Problem details:
Without including any images, repeat the data exactly.

Recorded data:
* begin *

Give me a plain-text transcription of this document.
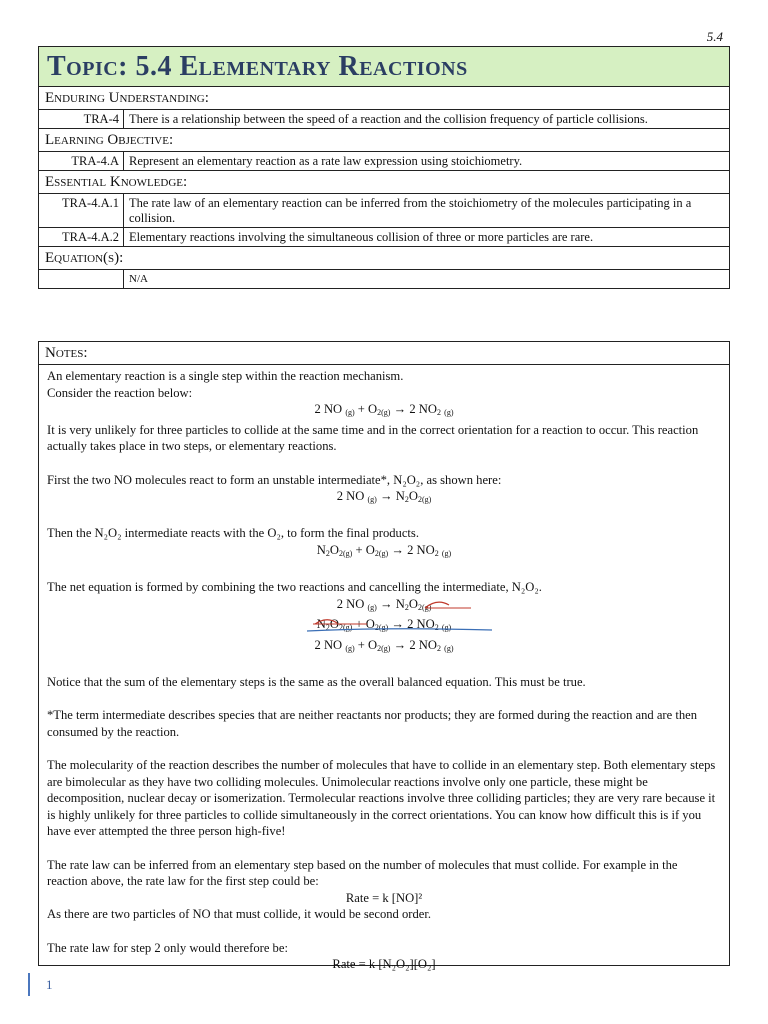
5.4
Topic: 5.4 Elementary Reactions
Enduring Understanding:
TRA-4 There is a relationship between the speed of a reaction and the collision frequency of particle collisions.
Learning Objective:
TRA-4.A Represent an elementary reaction as a rate law expression using stoichiometry.
Essential Knowledge:
TRA-4.A.1 The rate law of an elementary reaction can be inferred from the stoichiometry of the molecules participating in a collision.
TRA-4.A.2 Elementary reactions involving the simultaneous collision of three or more particles are rare.
Equation(s):
N/A
Notes:

An elementary reaction is a single step within the reaction mechanism.

Consider the reaction below:

2 NO $_{(g)} + O_{2(g)} \to 2$ $NO_2$ $_{(g)}$

It is very unlikely for three particles to collide at the same time and in the correct orientation for a reaction to occur. This reaction actually takes place in two steps, or elementary reactions.

First the two NO molecules react to form an unstable intermediate*, N₂O₂, as shown here:

2 NO $_{(g)} \to N_2O_{2(g)}$

Then the N₂O₂ intermediate reacts with the O₂, to form the final products.

$N_2O_{2(g)} + O_{2(g)} \to 2$ $NO_2$ $_{(g)}$

The net equation is formed by combining the two reactions and cancelling the intermediate, N₂O₂.

2 NO $_{(g)} \to N_2O_{2(g)}$

$N_2O_{2(g)} + O_{2(g)} \to 2$ $NO_2$ $_{(g)}$

2 NO $_{(g)} + O_{2(g)} \to 2$ $NO_2$ $_{(g)}$

Notice that the sum of the elementary steps is the same as the overall balanced equation. This must be true.

*The term intermediate describes species that are neither reactants nor products; they are formed during the reaction and are then consumed by the reaction.

The molecularity of the reaction describes the number of molecules that have to collide in an elementary step. Both elementary steps are bimolecular as they have two colliding molecules. Unimolecular reactions involve only one particle, these might be decomposition, nuclear decay or isomerization. Termolecular reactions involve three colliding particles; they are very rare because it is highly unlikely for three particles to collide simultaneously in the correct orientations. You can know how difficult this is if you have ever attempted the three person high-five!

The rate law can be inferred from an elementary step based on the number of molecules that must collide. For example in the reaction above, the rate law for the first step could be:

Rate = k [NO]²

As there are two particles of NO that must collide, it would be second order.

The rate law for step 2 only would therefore be:

Rate = k [N₂O₂][O₂]

1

* end *

Worked solution:
Give me a plain-text transcription of this document.
5.4
Topic: 5.4 Elementary Reactions
Enduring Understanding:
TRA-4 There is a relationship between the speed of a reaction and the collision frequency of particle collisions.
Learning Objective:
TRA-4.A Represent an elementary reaction as a rate law expression using stoichiometry.
Essential Knowledge:
TRA-4.A.1 The rate law of an elementary reaction can be inferred from the stoichiometry of the molecules participating in a collision.
TRA-4.A.2 Elementary reactions involving the simultaneous collision of three or more particles are rare.
Equation(s):
N/A
Notes:

An elementary reaction is a single step within the reaction mechanism.

Consider the reaction below:

2 NO $_{(g)} + O_{2(g)} \to 2$ $NO_2$ $_{(g)}$

It is very unlikely for three particles to collide at the same time and in the correct orientation for a reaction to occur. This reaction actually takes place in two steps, or elementary reactions.

First the two NO molecules react to form an unstable intermediate*, N₂O₂, as shown here:

2 NO $_{(g)} \to N_2O_{2(g)}$

Then the N₂O₂ intermediate reacts with the O₂, to form the final products.

$N_2O_{2(g)} + O_{2(g)} \to 2$ $NO_2$ $_{(g)}$

The net equation is formed by combining the two reactions and cancelling the intermediate, N₂O₂.

2 NO $_{(g)} \to N_2O_{2(g)}$

$N_2O_{2(g)} + O_{2(g)} \to 2$ $NO_2$ $_{(g)}$

2 NO $_{(g)} + O_{2(g)} \to 2$ $NO_2$ $_{(g)}$

Notice that the sum of the elementary steps is the same as the overall balanced equation. This must be true.

*The term intermediate describes species that are neither reactants nor products; they are formed during the reaction and are then consumed by the reaction.

The molecularity of the reaction describes the number of molecules that have to collide in an elementary step. Both elementary steps are bimolecular as they have two colliding molecules. Unimolecular reactions involve only one particle, these might be decomposition, nuclear decay or isomerization. Termolecular reactions involve three colliding particles; they are very rare because it is highly unlikely for three particles to collide simultaneously in the correct orientations. You can know how difficult this is if you have ever attempted the three person high-five!

The rate law can be inferred from an elementary step based on the number of molecules that must collide. For example in the reaction above, the rate law for the first step could be:

Rate = k [NO]²

As there are two particles of NO that must collide, it would be second order.

The rate law for step 2 only would therefore be:

Rate = k [N₂O₂][O₂]

1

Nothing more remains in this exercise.